WHAT THIS TASK INVOLVES
Print out every line, exactly as written.
* start INFORMATION GIVEN *
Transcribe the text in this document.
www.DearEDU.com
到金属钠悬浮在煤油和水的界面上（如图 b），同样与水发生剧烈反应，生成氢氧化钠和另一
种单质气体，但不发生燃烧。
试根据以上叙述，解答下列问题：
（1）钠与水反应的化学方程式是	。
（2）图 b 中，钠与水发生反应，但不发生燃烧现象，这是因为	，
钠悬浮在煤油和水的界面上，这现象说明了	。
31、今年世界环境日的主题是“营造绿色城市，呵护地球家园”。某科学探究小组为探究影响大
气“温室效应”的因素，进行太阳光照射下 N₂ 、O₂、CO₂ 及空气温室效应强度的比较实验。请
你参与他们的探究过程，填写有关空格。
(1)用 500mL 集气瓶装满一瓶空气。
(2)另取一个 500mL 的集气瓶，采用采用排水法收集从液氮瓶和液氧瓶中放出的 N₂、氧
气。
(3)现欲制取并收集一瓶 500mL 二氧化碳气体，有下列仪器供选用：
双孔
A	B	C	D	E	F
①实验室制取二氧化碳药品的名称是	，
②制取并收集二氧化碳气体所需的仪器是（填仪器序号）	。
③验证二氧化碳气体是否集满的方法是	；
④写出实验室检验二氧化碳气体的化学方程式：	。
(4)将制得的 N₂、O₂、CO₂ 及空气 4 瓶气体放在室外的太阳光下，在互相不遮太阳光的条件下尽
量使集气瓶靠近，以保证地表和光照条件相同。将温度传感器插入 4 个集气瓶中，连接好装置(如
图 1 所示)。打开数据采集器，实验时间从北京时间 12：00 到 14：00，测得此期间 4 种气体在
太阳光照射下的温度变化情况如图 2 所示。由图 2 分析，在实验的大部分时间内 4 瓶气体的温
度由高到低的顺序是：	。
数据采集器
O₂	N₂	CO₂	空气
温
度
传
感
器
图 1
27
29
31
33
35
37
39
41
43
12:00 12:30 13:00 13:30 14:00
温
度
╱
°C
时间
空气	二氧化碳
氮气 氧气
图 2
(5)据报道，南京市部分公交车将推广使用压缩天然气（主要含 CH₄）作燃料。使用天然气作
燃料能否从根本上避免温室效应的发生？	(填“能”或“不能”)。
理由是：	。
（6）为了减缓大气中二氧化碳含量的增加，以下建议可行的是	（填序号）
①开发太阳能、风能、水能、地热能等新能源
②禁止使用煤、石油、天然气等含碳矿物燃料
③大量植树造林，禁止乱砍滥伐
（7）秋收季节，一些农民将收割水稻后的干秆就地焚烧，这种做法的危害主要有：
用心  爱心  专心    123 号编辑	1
* end INFORMATION GIVEN *
ANSWER TO THIS EXERCISE
Transcribe the text in this document.
www.DearEDU.com
到金属钠悬浮在煤油和水的界面上（如图 b），同样与水发生剧烈反应，生成氢氧化钠和另一
种单质气体，但不发生燃烧。
试根据以上叙述，解答下列问题：
（1）钠与水反应的化学方程式是	。
（2）图 b 中，钠与水发生反应，但不发生燃烧现象，这是因为	，
钠悬浮在煤油和水的界面上，这现象说明了	。
31、今年世界环境日的主题是“营造绿色城市，呵护地球家园”。某科学探究小组为探究影响大
气“温室效应”的因素，进行太阳光照射下 N₂ 、O₂、CO₂ 及空气温室效应强度的比较实验。请
你参与他们的探究过程，填写有关空格。
(1)用 500mL 集气瓶装满一瓶空气。
(2)另取一个 500mL 的集气瓶，采用采用排水法收集从液氮瓶和液氧瓶中放出的 N₂、氧
气。
(3)现欲制取并收集一瓶 500mL 二氧化碳气体，有下列仪器供选用：
双孔
A	B	C	D	E	F
①实验室制取二氧化碳药品的名称是	，
②制取并收集二氧化碳气体所需的仪器是（填仪器序号）	。
③验证二氧化碳气体是否集满的方法是	；
④写出实验室检验二氧化碳气体的化学方程式：	。
(4)将制得的 N₂、O₂、CO₂ 及空气 4 瓶气体放在室外的太阳光下，在互相不遮太阳光的条件下尽
量使集气瓶靠近，以保证地表和光照条件相同。将温度传感器插入 4 个集气瓶中，连接好装置(如
图 1 所示)。打开数据采集器，实验时间从北京时间 12：00 到 14：00，测得此期间 4 种气体在
太阳光照射下的温度变化情况如图 2 所示。由图 2 分析，在实验的大部分时间内 4 瓶气体的温
度由高到低的顺序是：	。
数据采集器
O₂	N₂	CO₂	空气
温
度
传
感
器
图 1
27
29
31
33
35
37
39
41
43
12:00 12:30 13:00 13:30 14:00
温
度
╱
°C
时间
空气	二氧化碳
氮气 氧气
图 2
(5)据报道，南京市部分公交车将推广使用压缩天然气（主要含 CH₄）作燃料。使用天然气作
燃料能否从根本上避免温室效应的发生？	(填“能”或“不能”)。
理由是：	。
（6）为了减缓大气中二氧化碳含量的增加，以下建议可行的是	（填序号）
①开发太阳能、风能、水能、地热能等新能源
②禁止使用煤、石油、天然气等含碳矿物燃料
③大量植树造林，禁止乱砍滥伐
（7）秋收季节，一些农民将收割水稻后的干秆就地焚烧，这种做法的危害主要有：
用心  爱心  专心    123 号编辑	1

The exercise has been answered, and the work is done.